REQUEST |
Retype all of the listing exactly, passing over any picture you find.

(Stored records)
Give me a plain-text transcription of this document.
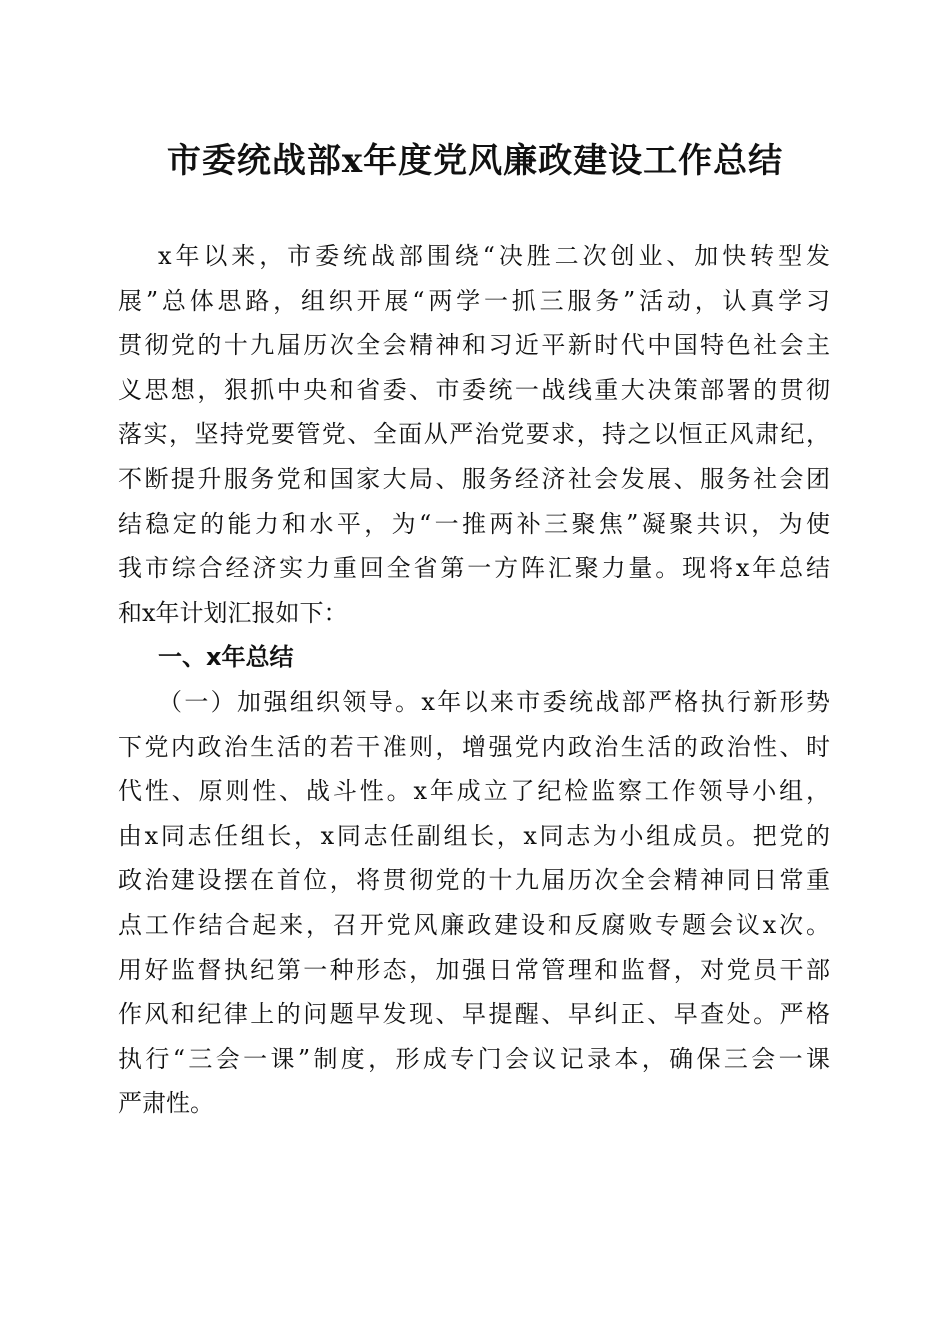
市委统战部x年度党风廉政建设工作总结
x年以来，市委统战部围绕“决胜二次创业、加快转型发
展”总体思路，组织开展“两学一抓三服务”活动，认真学习
贯彻党的十九届历次全会精神和习近平新时代中国特色社会主
义思想，狠抓中央和省委、市委统一战线重大决策部署的贯彻
落实，坚持党要管党、全面从严治党要求，持之以恒正风肃纪，
不断提升服务党和国家大局、服务经济社会发展、服务社会团
结稳定的能力和水平，为“一推两补三聚焦”凝聚共识，为使
我市综合经济实力重回全省第一方阵汇聚力量。现将x年总结
和x年计划汇报如下：
一、x年总结
（一）加强组织领导。x年以来市委统战部严格执行新形势
下党内政治生活的若干准则，增强党内政治生活的政治性、时
代性、原则性、战斗性。x年成立了纪检监察工作领导小组，
由x同志任组长，x同志任副组长，x同志为小组成员。把党的
政治建设摆在首位，将贯彻党的十九届历次全会精神同日常重
点工作结合起来，召开党风廉政建设和反腐败专题会议x次。
用好监督执纪第一种形态，加强日常管理和监督，对党员干部
作风和纪律上的问题早发现、早提醒、早纠正、早查处。严格
执行“三会一课”制度，形成专门会议记录本，确保三会一课
严肃性。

EXERCISE RESPONSE |
Give me a plain-text transcription of this document.
市委统战部x年度党风廉政建设工作总结
x年以来，市委统战部围绕“决胜二次创业、加快转型发
展”总体思路，组织开展“两学一抓三服务”活动，认真学习
贯彻党的十九届历次全会精神和习近平新时代中国特色社会主
义思想，狠抓中央和省委、市委统一战线重大决策部署的贯彻
落实，坚持党要管党、全面从严治党要求，持之以恒正风肃纪，
不断提升服务党和国家大局、服务经济社会发展、服务社会团
结稳定的能力和水平，为“一推两补三聚焦”凝聚共识，为使
我市综合经济实力重回全省第一方阵汇聚力量。现将x年总结
和x年计划汇报如下：
一、x年总结
（一）加强组织领导。x年以来市委统战部严格执行新形势
下党内政治生活的若干准则，增强党内政治生活的政治性、时
代性、原则性、战斗性。x年成立了纪检监察工作领导小组，
由x同志任组长，x同志任副组长，x同志为小组成员。把党的
政治建设摆在首位，将贯彻党的十九届历次全会精神同日常重
点工作结合起来，召开党风廉政建设和反腐败专题会议x次。
用好监督执纪第一种形态，加强日常管理和监督，对党员干部
作风和纪律上的问题早发现、早提醒、早纠正、早查处。严格
执行“三会一课”制度，形成专门会议记录本，确保三会一课
严肃性。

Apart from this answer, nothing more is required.